Given data >>
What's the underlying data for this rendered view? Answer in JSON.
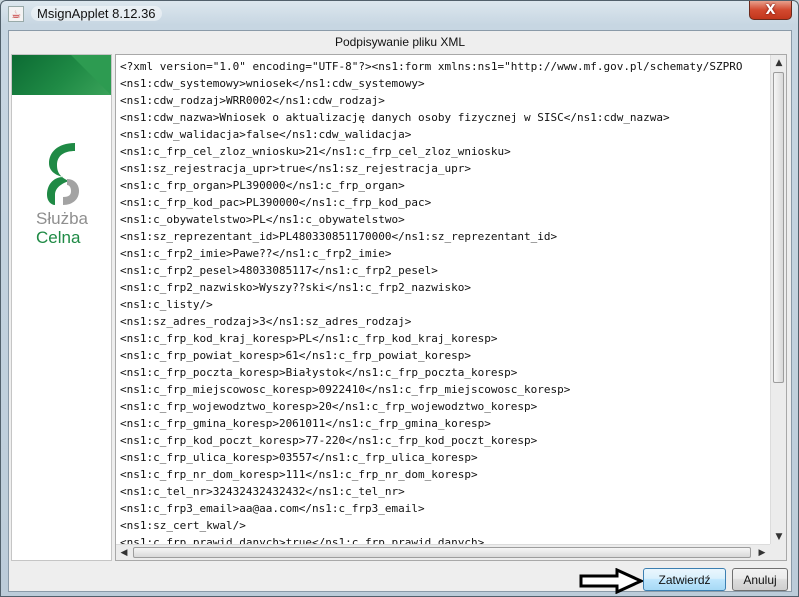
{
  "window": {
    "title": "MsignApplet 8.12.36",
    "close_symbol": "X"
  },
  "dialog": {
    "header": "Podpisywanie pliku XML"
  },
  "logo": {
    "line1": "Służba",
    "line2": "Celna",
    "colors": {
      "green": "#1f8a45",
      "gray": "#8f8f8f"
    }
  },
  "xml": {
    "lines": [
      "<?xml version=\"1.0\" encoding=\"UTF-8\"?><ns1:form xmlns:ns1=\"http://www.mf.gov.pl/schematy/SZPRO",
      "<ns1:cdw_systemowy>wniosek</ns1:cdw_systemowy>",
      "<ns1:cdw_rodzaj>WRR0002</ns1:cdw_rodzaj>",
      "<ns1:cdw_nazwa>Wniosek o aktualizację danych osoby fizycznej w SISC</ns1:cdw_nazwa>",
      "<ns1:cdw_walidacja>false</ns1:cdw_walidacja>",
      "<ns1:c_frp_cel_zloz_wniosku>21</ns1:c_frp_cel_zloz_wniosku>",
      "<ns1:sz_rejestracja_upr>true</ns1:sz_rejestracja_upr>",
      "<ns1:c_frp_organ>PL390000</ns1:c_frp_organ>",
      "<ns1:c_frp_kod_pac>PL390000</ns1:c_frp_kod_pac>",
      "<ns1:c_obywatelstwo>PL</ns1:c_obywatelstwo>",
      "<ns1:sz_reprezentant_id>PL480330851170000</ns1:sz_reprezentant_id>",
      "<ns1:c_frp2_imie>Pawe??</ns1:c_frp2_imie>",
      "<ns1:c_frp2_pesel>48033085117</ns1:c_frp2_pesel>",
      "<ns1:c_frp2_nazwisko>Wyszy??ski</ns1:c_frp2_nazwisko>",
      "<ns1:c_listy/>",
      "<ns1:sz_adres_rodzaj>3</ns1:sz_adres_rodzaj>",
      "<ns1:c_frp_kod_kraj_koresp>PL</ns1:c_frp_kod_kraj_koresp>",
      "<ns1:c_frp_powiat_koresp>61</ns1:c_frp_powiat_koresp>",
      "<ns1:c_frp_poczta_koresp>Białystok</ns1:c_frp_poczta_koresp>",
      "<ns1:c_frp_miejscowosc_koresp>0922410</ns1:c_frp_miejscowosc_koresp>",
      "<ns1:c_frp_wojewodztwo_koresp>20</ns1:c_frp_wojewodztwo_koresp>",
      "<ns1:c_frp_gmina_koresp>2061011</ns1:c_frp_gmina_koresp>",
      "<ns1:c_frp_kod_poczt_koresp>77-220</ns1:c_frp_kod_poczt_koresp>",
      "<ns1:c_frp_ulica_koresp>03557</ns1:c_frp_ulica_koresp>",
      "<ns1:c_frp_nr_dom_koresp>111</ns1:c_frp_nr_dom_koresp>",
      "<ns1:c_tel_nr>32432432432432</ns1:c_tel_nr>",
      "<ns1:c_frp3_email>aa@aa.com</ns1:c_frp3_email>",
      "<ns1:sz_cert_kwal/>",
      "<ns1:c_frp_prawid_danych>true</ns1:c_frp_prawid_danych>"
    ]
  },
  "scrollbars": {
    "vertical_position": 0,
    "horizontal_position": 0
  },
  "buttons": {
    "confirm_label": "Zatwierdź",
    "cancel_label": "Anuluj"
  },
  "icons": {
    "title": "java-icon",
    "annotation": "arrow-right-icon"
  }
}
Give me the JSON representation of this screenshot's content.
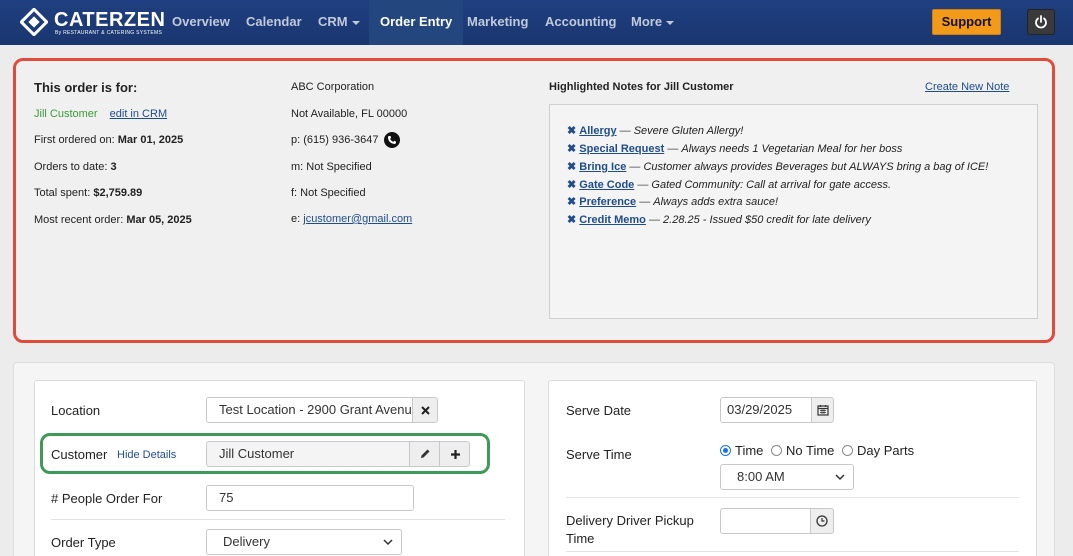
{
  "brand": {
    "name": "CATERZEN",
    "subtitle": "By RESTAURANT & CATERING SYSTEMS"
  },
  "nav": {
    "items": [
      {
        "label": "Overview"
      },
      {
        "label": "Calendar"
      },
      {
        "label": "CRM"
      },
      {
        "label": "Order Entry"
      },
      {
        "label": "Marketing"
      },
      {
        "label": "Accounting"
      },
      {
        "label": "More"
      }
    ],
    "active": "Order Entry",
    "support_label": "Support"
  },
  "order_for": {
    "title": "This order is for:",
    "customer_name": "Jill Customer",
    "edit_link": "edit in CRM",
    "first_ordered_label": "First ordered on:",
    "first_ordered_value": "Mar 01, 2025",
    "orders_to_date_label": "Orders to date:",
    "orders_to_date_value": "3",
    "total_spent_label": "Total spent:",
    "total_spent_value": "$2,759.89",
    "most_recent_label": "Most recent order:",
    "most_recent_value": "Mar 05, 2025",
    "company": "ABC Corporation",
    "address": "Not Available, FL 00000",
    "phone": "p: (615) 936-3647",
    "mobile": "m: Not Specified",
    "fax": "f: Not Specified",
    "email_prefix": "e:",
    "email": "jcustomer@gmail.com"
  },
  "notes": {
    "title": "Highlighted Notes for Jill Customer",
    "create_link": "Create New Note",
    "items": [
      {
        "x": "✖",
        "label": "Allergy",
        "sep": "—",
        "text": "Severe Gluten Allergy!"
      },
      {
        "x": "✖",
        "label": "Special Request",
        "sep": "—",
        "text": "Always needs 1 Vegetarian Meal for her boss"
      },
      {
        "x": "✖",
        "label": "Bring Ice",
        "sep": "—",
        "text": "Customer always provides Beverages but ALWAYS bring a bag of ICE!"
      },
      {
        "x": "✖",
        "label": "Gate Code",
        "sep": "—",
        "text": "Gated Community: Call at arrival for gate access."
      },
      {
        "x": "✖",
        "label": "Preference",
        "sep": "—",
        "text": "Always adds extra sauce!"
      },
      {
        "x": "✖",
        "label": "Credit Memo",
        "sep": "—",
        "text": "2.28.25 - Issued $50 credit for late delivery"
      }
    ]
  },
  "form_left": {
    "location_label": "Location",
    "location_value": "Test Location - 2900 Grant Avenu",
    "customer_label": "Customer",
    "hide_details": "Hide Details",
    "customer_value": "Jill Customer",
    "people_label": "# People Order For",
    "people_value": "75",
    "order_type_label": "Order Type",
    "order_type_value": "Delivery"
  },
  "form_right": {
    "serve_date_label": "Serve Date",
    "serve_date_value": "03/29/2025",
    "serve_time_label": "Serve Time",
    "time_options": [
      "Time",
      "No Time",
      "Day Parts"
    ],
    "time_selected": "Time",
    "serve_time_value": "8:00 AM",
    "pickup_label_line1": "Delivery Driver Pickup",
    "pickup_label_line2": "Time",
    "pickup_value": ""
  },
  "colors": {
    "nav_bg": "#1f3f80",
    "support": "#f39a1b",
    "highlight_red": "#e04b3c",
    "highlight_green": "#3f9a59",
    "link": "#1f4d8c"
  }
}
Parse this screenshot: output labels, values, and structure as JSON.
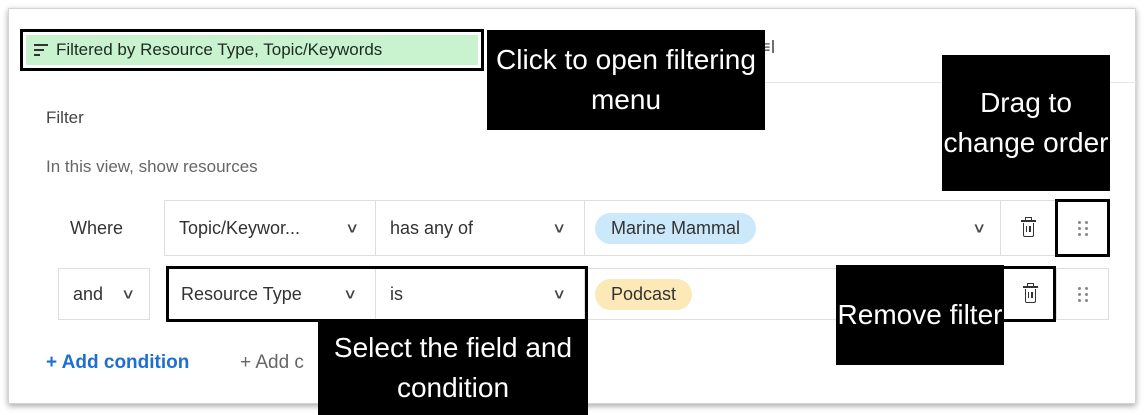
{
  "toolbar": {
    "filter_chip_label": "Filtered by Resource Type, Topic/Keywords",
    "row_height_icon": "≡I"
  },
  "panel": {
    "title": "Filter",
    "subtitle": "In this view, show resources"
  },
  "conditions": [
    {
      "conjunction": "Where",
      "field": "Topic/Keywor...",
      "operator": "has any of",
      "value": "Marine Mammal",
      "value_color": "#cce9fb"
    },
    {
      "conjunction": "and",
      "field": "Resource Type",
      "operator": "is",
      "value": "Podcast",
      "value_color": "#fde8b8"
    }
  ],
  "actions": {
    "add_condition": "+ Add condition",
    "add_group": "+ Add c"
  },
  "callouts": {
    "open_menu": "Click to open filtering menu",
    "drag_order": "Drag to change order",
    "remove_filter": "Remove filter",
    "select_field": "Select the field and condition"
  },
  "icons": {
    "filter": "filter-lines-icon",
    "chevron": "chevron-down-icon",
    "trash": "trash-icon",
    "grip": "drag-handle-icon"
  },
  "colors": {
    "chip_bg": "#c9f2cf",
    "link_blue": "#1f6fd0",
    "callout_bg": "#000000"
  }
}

What is being asked >> Each line in the data that holds the string "Location" should be found and copied.

Response to the exercise >>
    "location_label": "Location",
    "location_value": "Test Location - 2900 Grant Avenu",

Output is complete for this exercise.